** begin **

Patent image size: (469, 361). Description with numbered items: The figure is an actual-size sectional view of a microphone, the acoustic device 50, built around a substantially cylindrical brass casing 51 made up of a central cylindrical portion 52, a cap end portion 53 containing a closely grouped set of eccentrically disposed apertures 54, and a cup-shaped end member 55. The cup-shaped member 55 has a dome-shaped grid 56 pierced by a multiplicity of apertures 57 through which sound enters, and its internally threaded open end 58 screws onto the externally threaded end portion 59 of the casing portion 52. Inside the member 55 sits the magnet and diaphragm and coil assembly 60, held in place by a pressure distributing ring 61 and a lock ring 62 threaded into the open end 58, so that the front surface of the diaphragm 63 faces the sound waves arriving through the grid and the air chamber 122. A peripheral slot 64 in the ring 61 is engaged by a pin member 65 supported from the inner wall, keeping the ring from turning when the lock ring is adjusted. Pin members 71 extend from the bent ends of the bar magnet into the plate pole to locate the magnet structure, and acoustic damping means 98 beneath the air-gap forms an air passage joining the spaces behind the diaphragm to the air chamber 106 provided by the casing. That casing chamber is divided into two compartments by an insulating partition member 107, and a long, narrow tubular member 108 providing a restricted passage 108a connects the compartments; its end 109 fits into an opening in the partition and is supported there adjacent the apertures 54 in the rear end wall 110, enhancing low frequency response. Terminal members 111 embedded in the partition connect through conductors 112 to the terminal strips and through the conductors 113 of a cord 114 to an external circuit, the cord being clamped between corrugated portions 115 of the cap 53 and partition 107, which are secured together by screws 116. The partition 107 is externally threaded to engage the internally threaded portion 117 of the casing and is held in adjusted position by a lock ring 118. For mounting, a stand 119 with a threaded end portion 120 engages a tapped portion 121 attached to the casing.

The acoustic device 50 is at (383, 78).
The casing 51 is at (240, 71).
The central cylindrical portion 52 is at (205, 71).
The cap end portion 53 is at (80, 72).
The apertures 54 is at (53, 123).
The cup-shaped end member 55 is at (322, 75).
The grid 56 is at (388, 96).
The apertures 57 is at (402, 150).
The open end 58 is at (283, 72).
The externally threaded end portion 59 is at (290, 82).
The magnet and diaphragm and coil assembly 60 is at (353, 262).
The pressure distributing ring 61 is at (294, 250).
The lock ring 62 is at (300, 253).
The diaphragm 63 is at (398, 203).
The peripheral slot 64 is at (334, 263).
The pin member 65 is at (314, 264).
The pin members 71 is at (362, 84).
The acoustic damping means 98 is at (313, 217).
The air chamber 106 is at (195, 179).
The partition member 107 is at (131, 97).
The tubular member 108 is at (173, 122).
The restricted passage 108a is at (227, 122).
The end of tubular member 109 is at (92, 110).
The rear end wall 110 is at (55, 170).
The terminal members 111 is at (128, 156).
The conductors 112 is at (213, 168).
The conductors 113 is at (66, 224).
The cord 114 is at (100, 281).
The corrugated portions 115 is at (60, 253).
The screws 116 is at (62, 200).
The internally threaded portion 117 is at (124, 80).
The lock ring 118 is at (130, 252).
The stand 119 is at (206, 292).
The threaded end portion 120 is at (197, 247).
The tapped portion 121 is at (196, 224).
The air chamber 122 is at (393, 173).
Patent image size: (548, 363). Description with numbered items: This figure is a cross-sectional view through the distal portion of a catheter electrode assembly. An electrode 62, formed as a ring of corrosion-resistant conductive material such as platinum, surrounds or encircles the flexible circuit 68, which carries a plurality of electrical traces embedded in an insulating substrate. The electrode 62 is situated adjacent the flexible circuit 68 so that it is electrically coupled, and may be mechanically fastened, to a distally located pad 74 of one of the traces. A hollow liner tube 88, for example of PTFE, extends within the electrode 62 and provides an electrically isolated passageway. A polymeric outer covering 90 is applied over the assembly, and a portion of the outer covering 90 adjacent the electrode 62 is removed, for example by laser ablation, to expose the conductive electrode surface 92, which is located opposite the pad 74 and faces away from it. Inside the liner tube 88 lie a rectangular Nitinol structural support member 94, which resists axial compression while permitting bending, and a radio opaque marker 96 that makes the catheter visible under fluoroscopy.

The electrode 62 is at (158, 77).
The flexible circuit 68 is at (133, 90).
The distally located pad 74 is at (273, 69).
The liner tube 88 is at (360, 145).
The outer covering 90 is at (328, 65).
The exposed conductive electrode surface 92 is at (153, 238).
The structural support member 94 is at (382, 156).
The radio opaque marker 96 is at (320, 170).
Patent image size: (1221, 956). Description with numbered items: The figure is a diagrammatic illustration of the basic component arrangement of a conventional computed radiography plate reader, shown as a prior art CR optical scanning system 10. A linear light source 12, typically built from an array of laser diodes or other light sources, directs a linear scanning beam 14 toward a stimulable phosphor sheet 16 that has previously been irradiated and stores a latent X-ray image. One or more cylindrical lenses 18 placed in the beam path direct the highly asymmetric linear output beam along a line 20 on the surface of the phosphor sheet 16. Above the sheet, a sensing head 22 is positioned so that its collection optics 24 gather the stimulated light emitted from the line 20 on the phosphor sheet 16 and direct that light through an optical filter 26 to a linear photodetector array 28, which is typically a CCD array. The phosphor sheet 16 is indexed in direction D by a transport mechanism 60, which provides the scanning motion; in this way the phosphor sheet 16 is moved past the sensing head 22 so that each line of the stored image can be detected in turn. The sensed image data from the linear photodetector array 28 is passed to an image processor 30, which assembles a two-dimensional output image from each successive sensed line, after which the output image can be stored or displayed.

** end **

Will you reproduce every one of the rows above verbatim, with nothing altered?

EXERCISE RESPONSE:
Patent image size: (469, 361). Description with numbered items: The figure is an actual-size sectional view of a microphone, the acoustic device 50, built around a substantially cylindrical brass casing 51 made up of a central cylindrical portion 52, a cap end portion 53 containing a closely grouped set of eccentrically disposed apertures 54, and a cup-shaped end member 55. The cup-shaped member 55 has a dome-shaped grid 56 pierced by a multiplicity of apertures 57 through which sound enters, and its internally threaded open end 58 screws onto the externally threaded end portion 59 of the casing portion 52. Inside the member 55 sits the magnet and diaphragm and coil assembly 60, held in place by a pressure distributing ring 61 and a lock ring 62 threaded into the open end 58, so that the front surface of the diaphragm 63 faces the sound waves arriving through the grid and the air chamber 122. A peripheral slot 64 in the ring 61 is engaged by a pin member 65 supported from the inner wall, keeping the ring from turning when the lock ring is adjusted. Pin members 71 extend from the bent ends of the bar magnet into the plate pole to locate the magnet structure, and acoustic damping means 98 beneath the air-gap forms an air passage joining the spaces behind the diaphragm to the air chamber 106 provided by the casing. That casing chamber is divided into two compartments by an insulating partition member 107, and a long, narrow tubular member 108 providing a restricted passage 108a connects the compartments; its end 109 fits into an opening in the partition and is supported there adjacent the apertures 54 in the rear end wall 110, enhancing low frequency response. Terminal members 111 embedded in the partition connect through conductors 112 to the terminal strips and through the conductors 113 of a cord 114 to an external circuit, the cord being clamped between corrugated portions 115 of the cap 53 and partition 107, which are secured together by screws 116. The partition 107 is externally threaded to engage the internally threaded portion 117 of the casing and is held in adjusted position by a lock ring 118. For mounting, a stand 119 with a threaded end portion 120 engages a tapped portion 121 attached to the casing.

The acoustic device 50 is at (383, 78).
The casing 51 is at (240, 71).
The central cylindrical portion 52 is at (205, 71).
The cap end portion 53 is at (80, 72).
The apertures 54 is at (53, 123).
The cup-shaped end member 55 is at (322, 75).
The grid 56 is at (388, 96).
The apertures 57 is at (402, 150).
The open end 58 is at (283, 72).
The externally threaded end portion 59 is at (290, 82).
The magnet and diaphragm and coil assembly 60 is at (353, 262).
The pressure distributing ring 61 is at (294, 250).
The lock ring 62 is at (300, 253).
The diaphragm 63 is at (398, 203).
The peripheral slot 64 is at (334, 263).
The pin member 65 is at (314, 264).
The pin members 71 is at (362, 84).
The acoustic damping means 98 is at (313, 217).
The air chamber 106 is at (195, 179).
The partition member 107 is at (131, 97).
The tubular member 108 is at (173, 122).
The restricted passage 108a is at (227, 122).
The end of tubular member 109 is at (92, 110).
The rear end wall 110 is at (55, 170).
The terminal members 111 is at (128, 156).
The conductors 112 is at (213, 168).
The conductors 113 is at (66, 224).
The cord 114 is at (100, 281).
The corrugated portions 115 is at (60, 253).
The screws 116 is at (62, 200).
The internally threaded portion 117 is at (124, 80).
The lock ring 118 is at (130, 252).
The stand 119 is at (206, 292).
The threaded end portion 120 is at (197, 247).
The tapped portion 121 is at (196, 224).
The air chamber 122 is at (393, 173).
Patent image size: (548, 363). Description with numbered items: This figure is a cross-sectional view through the distal portion of a catheter electrode assembly. An electrode 62, formed as a ring of corrosion-resistant conductive material such as platinum, surrounds or encircles the flexible circuit 68, which carries a plurality of electrical traces embedded in an insulating substrate. The electrode 62 is situated adjacent the flexible circuit 68 so that it is electrically coupled, and may be mechanically fastened, to a distally located pad 74 of one of the traces. A hollow liner tube 88, for example of PTFE, extends within the electrode 62 and provides an electrically isolated passageway. A polymeric outer covering 90 is applied over the assembly, and a portion of the outer covering 90 adjacent the electrode 62 is removed, for example by laser ablation, to expose the conductive electrode surface 92, which is located opposite the pad 74 and faces away from it. Inside the liner tube 88 lie a rectangular Nitinol structural support member 94, which resists axial compression while permitting bending, and a radio opaque marker 96 that makes the catheter visible under fluoroscopy.

The electrode 62 is at (158, 77).
The flexible circuit 68 is at (133, 90).
The distally located pad 74 is at (273, 69).
The liner tube 88 is at (360, 145).
The outer covering 90 is at (328, 65).
The exposed conductive electrode surface 92 is at (153, 238).
The structural support member 94 is at (382, 156).
The radio opaque marker 96 is at (320, 170).
Patent image size: (1221, 956). Description with numbered items: The figure is a diagrammatic illustration of the basic component arrangement of a conventional computed radiography plate reader, shown as a prior art CR optical scanning system 10. A linear light source 12, typically built from an array of laser diodes or other light sources, directs a linear scanning beam 14 toward a stimulable phosphor sheet 16 that has previously been irradiated and stores a latent X-ray image. One or more cylindrical lenses 18 placed in the beam path direct the highly asymmetric linear output beam along a line 20 on the surface of the phosphor sheet 16. Above the sheet, a sensing head 22 is positioned so that its collection optics 24 gather the stimulated light emitted from the line 20 on the phosphor sheet 16 and direct that light through an optical filter 26 to a linear photodetector array 28, which is typically a CCD array. The phosphor sheet 16 is indexed in direction D by a transport mechanism 60, which provides the scanning motion; in this way the phosphor sheet 16 is moved past the sensing head 22 so that each line of the stored image can be detected in turn. The sensed image data from the linear photodetector array 28 is passed to an image processor 30, which assembles a two-dimensional output image from each successive sensed line, after which the output image can be stored or displayed.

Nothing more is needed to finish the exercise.